* **Source extract**:
Design as a process of enablement

Reflecting on the ideas and projects presented in Landscape Architecture Australia issue 139, titled Connecting People and Place, guest editor Lucinda Hartley identifies emerging challenges and looks at how landscape architects can respond creatively.

For many landscape architects working on public engagement projects, there has been a light bulb moment of sorts – a person, place, project or sticky issue that has caused them to challenge the boundaries of the profession and find new ways of communicating and meaningfully working with communities. It is these projects, individuals, processes and, at times, paradigm shifts, that we have begun to question and explore as part of this issue of Landscape Architecture Australia.

A question of process

For myself that light bulb moment was a person, Sopheak, a community leader living in Roy Reah, a Cambodian slum. I had the privilege to work with Sopheak on a community-led urban upgrading project in 2009. Our brief for the project was to design a school and surrounding landscape that would meet a pressing need for children’s education. While the brief was well put together, extensive community participation revealed that the problem perceived by the community was not in fact school infrastructure, but major annual flooding. Children (or indeed anyone) could move around the community during the wet season, which had a substantial impact on the economic, environmental and social viability of the community. Through a collaborative design process, our team was able to instead design a series of elevated footpaths with sub-surface drainage, connecting existing places of education and commerce, and providing a much simpler, cheaper solution to neighbourhood improvement than a school building would have been.

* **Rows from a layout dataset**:

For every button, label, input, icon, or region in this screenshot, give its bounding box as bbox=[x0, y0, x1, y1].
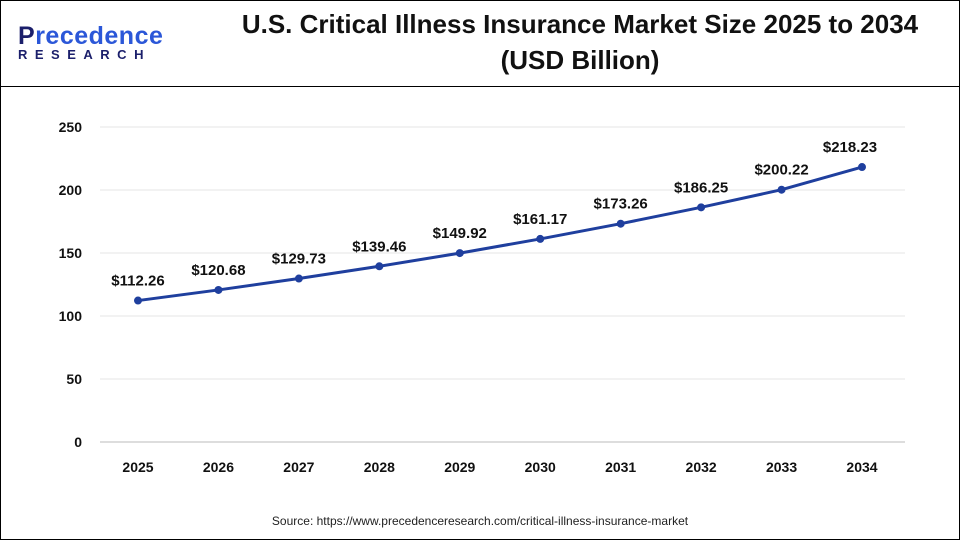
logo-line2: RESEARCH bbox=[18, 47, 151, 62]
y-tick-label: 200 bbox=[59, 182, 83, 198]
x-tick-label: 2026 bbox=[203, 459, 234, 475]
series-line bbox=[137, 165, 863, 303]
title-line1: U.S. Critical Illness Insurance Market S… bbox=[241, 9, 919, 39]
x-tick-label: 2031 bbox=[605, 459, 636, 475]
logo-line1: Precedence bbox=[18, 22, 164, 50]
data-label: $173.26 bbox=[594, 196, 648, 213]
data-label: $200.22 bbox=[754, 162, 808, 179]
data-point bbox=[134, 296, 142, 305]
x-tick-label: 2030 bbox=[525, 459, 556, 475]
data-label: $161.17 bbox=[513, 211, 567, 228]
source-note: Source: https://www.precedenceresearch.c… bbox=[271, 514, 689, 528]
data-point bbox=[616, 219, 625, 228]
x-tick-label: 2028 bbox=[364, 459, 395, 475]
x-tick-label: 2034 bbox=[846, 459, 877, 475]
data-label: $112.26 bbox=[111, 273, 164, 290]
x-tick-label: 2025 bbox=[122, 459, 153, 475]
data-label: $120.68 bbox=[191, 262, 245, 279]
y-tick-label: 250 bbox=[59, 119, 83, 135]
x-tick-label: 2033 bbox=[766, 459, 797, 475]
x-tick-label: 2029 bbox=[444, 459, 475, 475]
title-line2: (USD Billion) bbox=[500, 45, 660, 75]
y-tick-label: 50 bbox=[66, 371, 82, 387]
y-tick-label: 0 bbox=[74, 434, 82, 450]
data-point bbox=[777, 185, 786, 194]
data-point bbox=[697, 203, 706, 212]
data-point bbox=[375, 262, 384, 271]
data-label: $129.73 bbox=[272, 251, 326, 268]
data-point bbox=[294, 274, 303, 283]
data-label: $186.25 bbox=[674, 179, 728, 196]
x-tick-label: 2032 bbox=[686, 459, 717, 475]
data-label: $218.23 bbox=[823, 139, 877, 156]
x-tick-label: 2027 bbox=[283, 459, 314, 475]
y-tick-label: 100 bbox=[59, 308, 83, 324]
data-label: $149.92 bbox=[433, 225, 487, 242]
data-label: $139.46 bbox=[352, 238, 406, 255]
header-divider bbox=[0, 86, 960, 87]
data-point bbox=[455, 249, 464, 258]
data-point bbox=[536, 234, 545, 243]
data-point bbox=[858, 163, 866, 172]
chart-title: U.S. Critical Illness Insurance Market S… bbox=[200, 6, 960, 78]
data-point bbox=[214, 285, 223, 294]
y-tick-label: 150 bbox=[59, 245, 83, 261]
logo: Precedence RESEARCH bbox=[18, 22, 163, 62]
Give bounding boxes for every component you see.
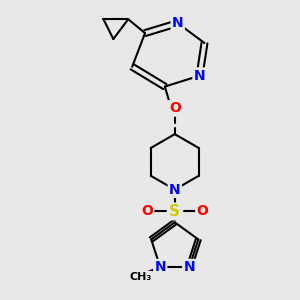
Text: N: N	[154, 260, 166, 274]
Text: O: O	[169, 101, 181, 116]
Text: N: N	[172, 16, 184, 30]
Text: S: S	[169, 204, 180, 219]
Text: O: O	[196, 204, 208, 218]
Text: O: O	[141, 204, 153, 218]
Text: N: N	[184, 260, 195, 274]
Text: N: N	[194, 69, 205, 83]
Text: CH₃: CH₃	[129, 272, 152, 282]
Text: N: N	[169, 183, 181, 196]
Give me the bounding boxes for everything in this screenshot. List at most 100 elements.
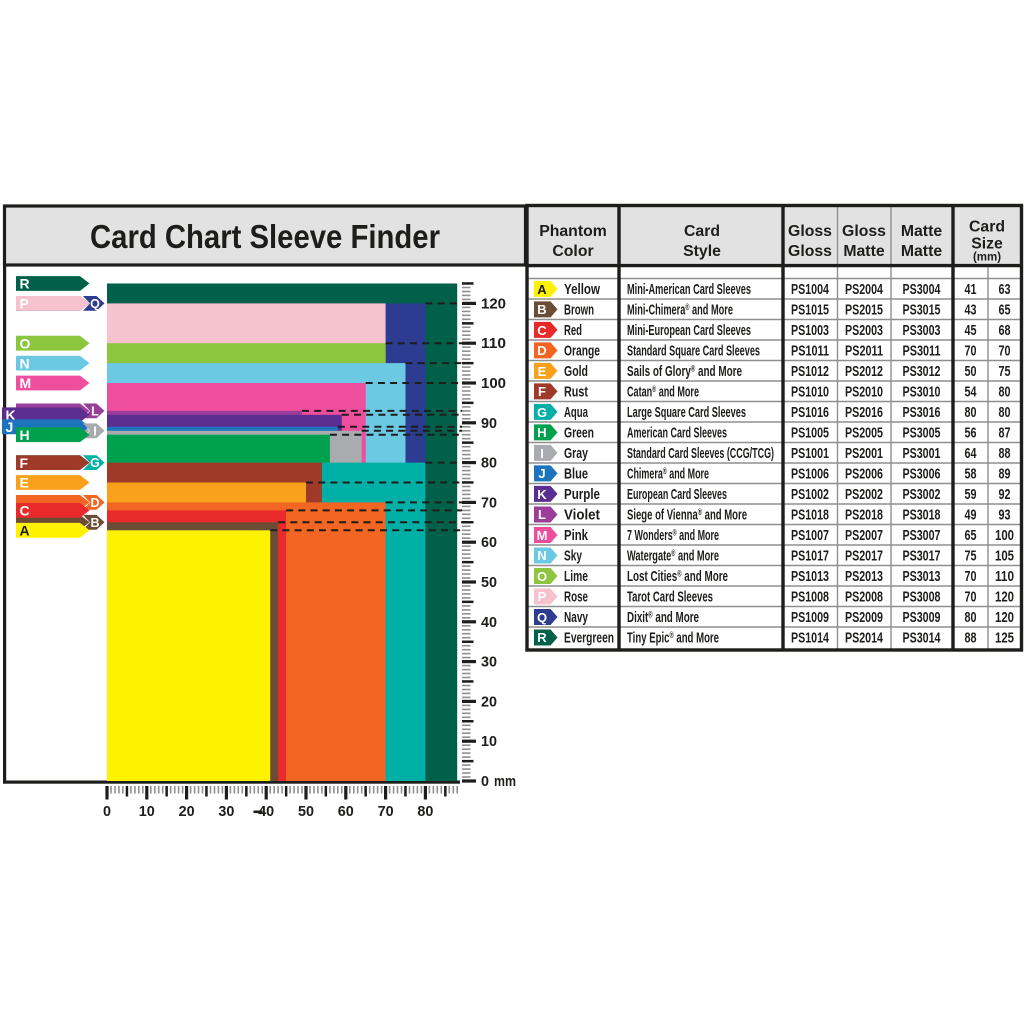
svg-text:G: G (537, 405, 547, 420)
svg-text:Catan® and More: Catan® and More (627, 383, 699, 400)
svg-text:Matte: Matte (843, 243, 884, 260)
svg-text:O: O (20, 335, 31, 351)
svg-text:65: 65 (965, 528, 977, 544)
svg-text:Rose: Rose (564, 589, 588, 606)
svg-text:63: 63 (999, 282, 1011, 298)
svg-text:F: F (20, 455, 29, 471)
svg-text:Tiny Epic® and More: Tiny Epic® and More (627, 630, 719, 647)
svg-text:PS1004: PS1004 (791, 282, 829, 298)
svg-text:80: 80 (481, 456, 497, 472)
svg-text:90: 90 (481, 416, 497, 432)
svg-text:75: 75 (999, 364, 1011, 380)
svg-text:65: 65 (999, 302, 1011, 318)
svg-text:PS2011: PS2011 (845, 343, 883, 359)
svg-text:PS2014: PS2014 (845, 631, 883, 647)
svg-text:PS2015: PS2015 (845, 302, 883, 318)
svg-text:100: 100 (481, 376, 506, 392)
svg-text:Mini-European Card Sleeves: Mini-European Card Sleeves (627, 322, 751, 339)
svg-text:L: L (91, 405, 99, 419)
svg-text:J: J (6, 419, 14, 435)
svg-text:PS1014: PS1014 (791, 631, 829, 647)
svg-text:PS3012: PS3012 (903, 364, 941, 380)
svg-text:K: K (537, 487, 547, 502)
svg-text:7 Wonders® and More: 7 Wonders® and More (627, 527, 719, 544)
svg-text:70: 70 (965, 343, 977, 359)
svg-text:93: 93 (999, 508, 1011, 524)
svg-text:Standard Square Card Sleeves: Standard Square Card Sleeves (627, 342, 760, 359)
svg-text:PS3001: PS3001 (903, 446, 941, 462)
svg-text:E: E (20, 475, 29, 491)
svg-text:PS1006: PS1006 (791, 466, 829, 482)
svg-text:PS1018: PS1018 (791, 508, 829, 524)
svg-text:Large Square Card Sleeves: Large Square Card Sleeves (627, 404, 746, 421)
svg-text:PS3004: PS3004 (903, 282, 941, 298)
svg-text:K: K (6, 407, 16, 423)
svg-text:C: C (537, 323, 547, 338)
svg-text:Brown: Brown (564, 301, 594, 318)
svg-text:Sky: Sky (564, 548, 582, 565)
svg-text:American Card Sleeves: American Card Sleeves (627, 424, 727, 441)
svg-text:88: 88 (999, 446, 1011, 462)
svg-text:105: 105 (995, 549, 1014, 565)
svg-text:A: A (537, 282, 547, 297)
svg-text:PS2016: PS2016 (845, 405, 883, 421)
svg-text:50: 50 (298, 804, 314, 820)
svg-text:Dixit® and More: Dixit® and More (627, 609, 699, 626)
svg-text:30: 30 (218, 804, 234, 820)
svg-text:PS3018: PS3018 (903, 508, 941, 524)
svg-text:N: N (537, 548, 546, 563)
svg-text:120: 120 (995, 610, 1014, 626)
svg-text:PS3008: PS3008 (903, 590, 941, 606)
svg-text:0: 0 (103, 804, 111, 820)
svg-text:PS2012: PS2012 (845, 364, 883, 380)
svg-text:60: 60 (481, 535, 497, 551)
svg-text:125: 125 (995, 631, 1014, 647)
svg-text:Gloss: Gloss (788, 243, 832, 260)
svg-text:PS2005: PS2005 (845, 425, 883, 441)
svg-text:Purple: Purple (564, 486, 600, 503)
svg-text:PS3003: PS3003 (903, 323, 941, 339)
svg-text:D: D (537, 343, 546, 358)
svg-text:PS3006: PS3006 (903, 466, 941, 482)
svg-text:30: 30 (481, 655, 497, 671)
svg-text:Violet: Violet (564, 507, 600, 524)
svg-text:Gloss: Gloss (788, 223, 832, 240)
svg-text:70: 70 (965, 590, 977, 606)
svg-text:PS2001: PS2001 (845, 446, 883, 462)
svg-text:41: 41 (965, 282, 977, 298)
svg-text:PS2006: PS2006 (845, 466, 883, 482)
svg-text:B: B (537, 302, 546, 317)
svg-text:Gold: Gold (564, 363, 588, 380)
svg-text:Size: Size (971, 236, 1003, 253)
svg-text:Orange: Orange (564, 342, 600, 359)
svg-text:64: 64 (965, 446, 977, 462)
svg-text:120: 120 (995, 590, 1014, 606)
svg-text:80: 80 (965, 405, 977, 421)
svg-text:110: 110 (481, 336, 506, 352)
svg-text:P: P (20, 296, 29, 312)
svg-text:PS2018: PS2018 (845, 508, 883, 524)
svg-text:PS3015: PS3015 (903, 302, 941, 318)
svg-text:92: 92 (999, 487, 1011, 503)
svg-text:F: F (538, 384, 546, 399)
svg-text:100: 100 (995, 528, 1014, 544)
svg-text:75: 75 (965, 549, 977, 565)
svg-text:70: 70 (965, 569, 977, 585)
svg-text:Card: Card (684, 223, 720, 240)
svg-text:50: 50 (481, 575, 497, 591)
svg-text:R: R (20, 276, 30, 292)
svg-text:60: 60 (338, 804, 354, 820)
svg-text:M: M (20, 375, 32, 391)
svg-text:PS1015: PS1015 (791, 302, 829, 318)
svg-text:Standard Card Sleeves (CCG/TCG: Standard Card Sleeves (CCG/TCG) (627, 445, 774, 462)
svg-text:Mini-American Card Sleeves: Mini-American Card Sleeves (627, 281, 751, 298)
svg-text:PS1012: PS1012 (791, 364, 829, 380)
svg-text:70: 70 (999, 343, 1011, 359)
svg-text:PS1009: PS1009 (791, 610, 829, 626)
svg-text:10: 10 (481, 734, 497, 750)
svg-text:mm: mm (494, 774, 516, 790)
svg-text:70: 70 (481, 495, 497, 511)
svg-text:Card Chart Sleeve Finder: Card Chart Sleeve Finder (90, 218, 440, 255)
svg-text:Evergreen: Evergreen (564, 630, 614, 647)
svg-text:Siege of Vienna® and More: Siege of Vienna® and More (627, 507, 747, 524)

* **Work to do**:
**a)** Answer these from the article on design as a process of enablement above:
(i) What is the title of Landscape Architecture Australia issue 139?
(ii) In what year did the author work with Sopheak?
(iii) What did the team design in place of a school building?
**b)** Translate this sentence from the article on design as a process of enablement into Spanish: "I had the privilege to work with Sopheak on a community-led urban upgrading project in 2009."
**c)** Continue the article on design as a process of enablement from its final paragraph.

* **Answers for this exercise**:
**a)**
(i) Connecting People and Place
(ii) 2009
(iii) A series of elevated footpaths with sub-surface drainage

**b)** Tuve el privilegio de trabajar con Sopheak en un proyecto de mejoramiento urbano dirigido por la comunidad en 2009.

**c)**
In this instance, landscape architecture was not only used as a tool to create integrated, functional and aesthetic spaces, but also as a framework within which communities could identity problems, come up with ideas, test briefs, prototype solutions and realize long-term positive change. Hamdi describes this as a “process of enablement”1 where the measure of success of a project is less oriented towards the quality of the aesthetic, and more towards the level of participation, community empowerment and sense of local ownership.

A melbourne laneway is transformed during a two-hour community prototyping workshop.

A melbourne laneway is transformed during a two-hour community prototyping workshop.

Image: Katie Dutton

Towards a community empowerment approach

While this example may seem like a small project in a faraway place, its lessons for the current and future role of public participation in landscape architecture – like many examples we have considered as part of this issue – are significant. In writing this closing statement, I want to explore key ways in which the future of mainstream practice can become more oriented towards such a “process of enablement.” This is not in order to address some altruistic notion of community; rather, it is a necessary response to major changes in human settlements.

The need for a shift in professional perspective is clear: by 2050, one in three people in the world will live in a slum,2 making people like Sopheak the new face of urban development. With slums becoming the dominant human settlement typology in the world, adapting the profession to consider issues of effective public participation, cross-cultural collaboration, and working to build the capacity of the poor and disadvantaged will not be a choice, but a necessity for best practice.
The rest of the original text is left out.